Everything in the listing should be copied exactly, save for the pictures.

◆ **Extracted material**:
--- START ---
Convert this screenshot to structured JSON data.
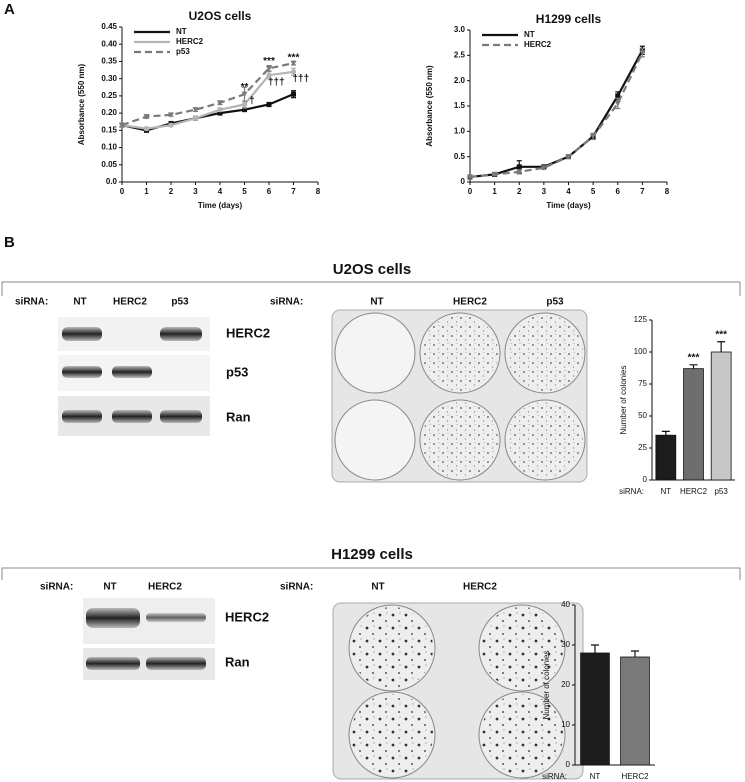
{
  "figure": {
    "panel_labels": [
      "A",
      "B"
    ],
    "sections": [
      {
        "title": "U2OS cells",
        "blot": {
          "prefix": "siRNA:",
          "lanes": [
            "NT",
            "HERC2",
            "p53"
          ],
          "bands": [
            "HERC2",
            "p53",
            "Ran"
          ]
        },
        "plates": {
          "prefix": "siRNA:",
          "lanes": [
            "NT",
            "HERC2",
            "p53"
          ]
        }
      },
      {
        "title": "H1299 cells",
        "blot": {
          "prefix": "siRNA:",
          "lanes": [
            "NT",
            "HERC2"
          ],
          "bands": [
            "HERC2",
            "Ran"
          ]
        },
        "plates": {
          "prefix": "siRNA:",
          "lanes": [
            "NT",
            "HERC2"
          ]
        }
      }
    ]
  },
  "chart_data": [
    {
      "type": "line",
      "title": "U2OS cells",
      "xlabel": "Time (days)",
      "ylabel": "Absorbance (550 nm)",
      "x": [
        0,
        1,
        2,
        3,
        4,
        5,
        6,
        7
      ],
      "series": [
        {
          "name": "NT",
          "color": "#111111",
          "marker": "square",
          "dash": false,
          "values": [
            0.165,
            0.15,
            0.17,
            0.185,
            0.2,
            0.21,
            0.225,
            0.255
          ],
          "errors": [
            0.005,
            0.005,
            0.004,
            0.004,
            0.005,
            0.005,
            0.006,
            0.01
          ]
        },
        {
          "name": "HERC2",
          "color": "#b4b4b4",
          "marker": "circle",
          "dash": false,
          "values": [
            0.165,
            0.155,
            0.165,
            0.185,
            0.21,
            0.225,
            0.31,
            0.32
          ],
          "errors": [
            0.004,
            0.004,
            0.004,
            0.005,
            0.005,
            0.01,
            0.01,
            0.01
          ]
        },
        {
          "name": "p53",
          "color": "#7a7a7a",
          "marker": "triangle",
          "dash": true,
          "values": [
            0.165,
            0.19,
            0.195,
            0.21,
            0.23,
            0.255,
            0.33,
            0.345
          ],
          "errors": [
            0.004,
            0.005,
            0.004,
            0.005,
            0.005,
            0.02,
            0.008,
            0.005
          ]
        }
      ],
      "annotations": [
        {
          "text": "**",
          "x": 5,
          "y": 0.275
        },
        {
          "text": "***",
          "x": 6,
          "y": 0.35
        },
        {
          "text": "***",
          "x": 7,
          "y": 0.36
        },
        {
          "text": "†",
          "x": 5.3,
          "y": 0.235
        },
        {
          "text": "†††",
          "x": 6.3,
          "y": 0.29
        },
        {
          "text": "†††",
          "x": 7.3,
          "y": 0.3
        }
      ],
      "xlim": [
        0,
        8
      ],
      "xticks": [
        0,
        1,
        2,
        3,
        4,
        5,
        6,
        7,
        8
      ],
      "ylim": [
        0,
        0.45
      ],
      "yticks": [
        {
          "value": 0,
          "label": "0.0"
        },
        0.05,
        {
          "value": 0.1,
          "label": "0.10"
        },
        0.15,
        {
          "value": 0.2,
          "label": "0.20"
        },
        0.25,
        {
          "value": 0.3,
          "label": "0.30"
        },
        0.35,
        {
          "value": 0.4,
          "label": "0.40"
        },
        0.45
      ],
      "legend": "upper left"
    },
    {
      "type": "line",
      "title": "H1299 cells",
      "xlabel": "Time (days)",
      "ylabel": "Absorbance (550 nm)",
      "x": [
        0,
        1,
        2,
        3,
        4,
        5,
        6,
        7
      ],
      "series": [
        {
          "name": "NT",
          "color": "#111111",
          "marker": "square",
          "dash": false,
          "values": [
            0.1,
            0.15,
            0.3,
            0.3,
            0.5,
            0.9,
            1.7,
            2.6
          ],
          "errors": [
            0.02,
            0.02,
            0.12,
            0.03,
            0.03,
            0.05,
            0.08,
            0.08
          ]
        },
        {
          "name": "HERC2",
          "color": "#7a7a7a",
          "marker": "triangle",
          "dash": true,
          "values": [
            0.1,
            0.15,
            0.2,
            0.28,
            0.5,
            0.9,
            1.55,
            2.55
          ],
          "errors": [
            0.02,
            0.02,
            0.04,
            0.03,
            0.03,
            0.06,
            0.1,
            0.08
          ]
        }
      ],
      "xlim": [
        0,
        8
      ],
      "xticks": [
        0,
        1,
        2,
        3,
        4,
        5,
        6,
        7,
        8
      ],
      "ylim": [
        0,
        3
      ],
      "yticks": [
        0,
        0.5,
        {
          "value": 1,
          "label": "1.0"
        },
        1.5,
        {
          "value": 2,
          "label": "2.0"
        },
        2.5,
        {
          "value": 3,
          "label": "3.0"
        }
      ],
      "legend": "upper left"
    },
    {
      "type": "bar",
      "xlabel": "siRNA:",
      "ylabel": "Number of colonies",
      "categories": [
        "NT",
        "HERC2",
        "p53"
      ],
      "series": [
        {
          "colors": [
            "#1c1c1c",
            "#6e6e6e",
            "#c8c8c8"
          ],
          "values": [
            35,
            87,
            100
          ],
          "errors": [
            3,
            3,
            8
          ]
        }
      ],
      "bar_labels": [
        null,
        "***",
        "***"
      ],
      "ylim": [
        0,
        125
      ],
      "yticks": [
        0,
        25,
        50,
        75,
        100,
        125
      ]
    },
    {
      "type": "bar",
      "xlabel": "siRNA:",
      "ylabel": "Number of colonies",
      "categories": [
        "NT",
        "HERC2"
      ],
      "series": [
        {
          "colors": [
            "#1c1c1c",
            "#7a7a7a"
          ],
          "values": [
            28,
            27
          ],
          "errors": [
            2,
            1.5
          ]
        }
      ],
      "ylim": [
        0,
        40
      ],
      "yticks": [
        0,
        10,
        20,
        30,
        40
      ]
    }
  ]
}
--- END ---
◆ **Written solution**:
Convert this screenshot to structured JSON data.
{
  "figure": {
    "panel_labels": [
      "A",
      "B"
    ],
    "sections": [
      {
        "title": "U2OS cells",
        "blot": {
          "prefix": "siRNA:",
          "lanes": [
            "NT",
            "HERC2",
            "p53"
          ],
          "bands": [
            "HERC2",
            "p53",
            "Ran"
          ]
        },
        "plates": {
          "prefix": "siRNA:",
          "lanes": [
            "NT",
            "HERC2",
            "p53"
          ]
        }
      },
      {
        "title": "H1299 cells",
        "blot": {
          "prefix": "siRNA:",
          "lanes": [
            "NT",
            "HERC2"
          ],
          "bands": [
            "HERC2",
            "Ran"
          ]
        },
        "plates": {
          "prefix": "siRNA:",
          "lanes": [
            "NT",
            "HERC2"
          ]
        }
      }
    ]
  },
  "chart_data": [
    {
      "type": "line",
      "title": "U2OS cells",
      "xlabel": "Time (days)",
      "ylabel": "Absorbance (550 nm)",
      "x": [
        0,
        1,
        2,
        3,
        4,
        5,
        6,
        7
      ],
      "series": [
        {
          "name": "NT",
          "color": "#111111",
          "marker": "square",
          "dash": false,
          "values": [
            0.165,
            0.15,
            0.17,
            0.185,
            0.2,
            0.21,
            0.225,
            0.255
          ],
          "errors": [
            0.005,
            0.005,
            0.004,
            0.004,
            0.005,
            0.005,
            0.006,
            0.01
          ]
        },
        {
          "name": "HERC2",
          "color": "#b4b4b4",
          "marker": "circle",
          "dash": false,
          "values": [
            0.165,
            0.155,
            0.165,
            0.185,
            0.21,
            0.225,
            0.31,
            0.32
          ],
          "errors": [
            0.004,
            0.004,
            0.004,
            0.005,
            0.005,
            0.01,
            0.01,
            0.01
          ]
        },
        {
          "name": "p53",
          "color": "#7a7a7a",
          "marker": "triangle",
          "dash": true,
          "values": [
            0.165,
            0.19,
            0.195,
            0.21,
            0.23,
            0.255,
            0.33,
            0.345
          ],
          "errors": [
            0.004,
            0.005,
            0.004,
            0.005,
            0.005,
            0.02,
            0.008,
            0.005
          ]
        }
      ],
      "annotations": [
        {
          "text": "**",
          "x": 5,
          "y": 0.275
        },
        {
          "text": "***",
          "x": 6,
          "y": 0.35
        },
        {
          "text": "***",
          "x": 7,
          "y": 0.36
        },
        {
          "text": "†",
          "x": 5.3,
          "y": 0.235
        },
        {
          "text": "†††",
          "x": 6.3,
          "y": 0.29
        },
        {
          "text": "†††",
          "x": 7.3,
          "y": 0.3
        }
      ],
      "xlim": [
        0,
        8
      ],
      "xticks": [
        0,
        1,
        2,
        3,
        4,
        5,
        6,
        7,
        8
      ],
      "ylim": [
        0,
        0.45
      ],
      "yticks": [
        {
          "value": 0,
          "label": "0.0"
        },
        0.05,
        {
          "value": 0.1,
          "label": "0.10"
        },
        0.15,
        {
          "value": 0.2,
          "label": "0.20"
        },
        0.25,
        {
          "value": 0.3,
          "label": "0.30"
        },
        0.35,
        {
          "value": 0.4,
          "label": "0.40"
        },
        0.45
      ],
      "legend": "upper left"
    },
    {
      "type": "line",
      "title": "H1299 cells",
      "xlabel": "Time (days)",
      "ylabel": "Absorbance (550 nm)",
      "x": [
        0,
        1,
        2,
        3,
        4,
        5,
        6,
        7
      ],
      "series": [
        {
          "name": "NT",
          "color": "#111111",
          "marker": "square",
          "dash": false,
          "values": [
            0.1,
            0.15,
            0.3,
            0.3,
            0.5,
            0.9,
            1.7,
            2.6
          ],
          "errors": [
            0.02,
            0.02,
            0.12,
            0.03,
            0.03,
            0.05,
            0.08,
            0.08
          ]
        },
        {
          "name": "HERC2",
          "color": "#7a7a7a",
          "marker": "triangle",
          "dash": true,
          "values": [
            0.1,
            0.15,
            0.2,
            0.28,
            0.5,
            0.9,
            1.55,
            2.55
          ],
          "errors": [
            0.02,
            0.02,
            0.04,
            0.03,
            0.03,
            0.06,
            0.1,
            0.08
          ]
        }
      ],
      "xlim": [
        0,
        8
      ],
      "xticks": [
        0,
        1,
        2,
        3,
        4,
        5,
        6,
        7,
        8
      ],
      "ylim": [
        0,
        3
      ],
      "yticks": [
        0,
        0.5,
        {
          "value": 1,
          "label": "1.0"
        },
        1.5,
        {
          "value": 2,
          "label": "2.0"
        },
        2.5,
        {
          "value": 3,
          "label": "3.0"
        }
      ],
      "legend": "upper left"
    },
    {
      "type": "bar",
      "xlabel": "siRNA:",
      "ylabel": "Number of colonies",
      "categories": [
        "NT",
        "HERC2",
        "p53"
      ],
      "series": [
        {
          "colors": [
            "#1c1c1c",
            "#6e6e6e",
            "#c8c8c8"
          ],
          "values": [
            35,
            87,
            100
          ],
          "errors": [
            3,
            3,
            8
          ]
        }
      ],
      "bar_labels": [
        null,
        "***",
        "***"
      ],
      "ylim": [
        0,
        125
      ],
      "yticks": [
        0,
        25,
        50,
        75,
        100,
        125
      ]
    },
    {
      "type": "bar",
      "xlabel": "siRNA:",
      "ylabel": "Number of colonies",
      "categories": [
        "NT",
        "HERC2"
      ],
      "series": [
        {
          "colors": [
            "#1c1c1c",
            "#7a7a7a"
          ],
          "values": [
            28,
            27
          ],
          "errors": [
            2,
            1.5
          ]
        }
      ],
      "ylim": [
        0,
        40
      ],
      "yticks": [
        0,
        10,
        20,
        30,
        40
      ]
    }
  ]
}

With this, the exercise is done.